What the exercise asks - How many lines of the data hold the word "selected"? State the number and nothing else.

-- start Data lines --

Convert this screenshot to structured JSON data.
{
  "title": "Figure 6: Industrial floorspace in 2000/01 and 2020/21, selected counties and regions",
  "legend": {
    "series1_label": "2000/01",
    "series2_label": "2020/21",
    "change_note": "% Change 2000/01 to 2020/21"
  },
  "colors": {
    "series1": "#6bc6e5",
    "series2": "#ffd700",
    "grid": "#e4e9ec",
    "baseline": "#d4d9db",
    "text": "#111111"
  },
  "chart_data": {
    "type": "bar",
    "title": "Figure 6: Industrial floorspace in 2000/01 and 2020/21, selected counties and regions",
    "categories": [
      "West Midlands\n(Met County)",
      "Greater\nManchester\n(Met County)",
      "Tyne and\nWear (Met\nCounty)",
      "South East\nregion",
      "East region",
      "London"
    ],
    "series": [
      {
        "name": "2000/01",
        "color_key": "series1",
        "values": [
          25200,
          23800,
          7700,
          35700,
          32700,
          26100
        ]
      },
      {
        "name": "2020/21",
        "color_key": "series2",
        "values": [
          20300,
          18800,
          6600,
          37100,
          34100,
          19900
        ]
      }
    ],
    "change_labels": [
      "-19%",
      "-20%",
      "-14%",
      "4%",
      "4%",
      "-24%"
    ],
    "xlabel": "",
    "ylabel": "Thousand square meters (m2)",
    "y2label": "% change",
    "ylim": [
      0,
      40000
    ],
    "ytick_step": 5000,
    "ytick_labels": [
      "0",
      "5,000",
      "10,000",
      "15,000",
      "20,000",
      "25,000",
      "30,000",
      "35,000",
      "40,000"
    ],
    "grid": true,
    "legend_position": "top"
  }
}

-- end Data lines --

Completed task - 2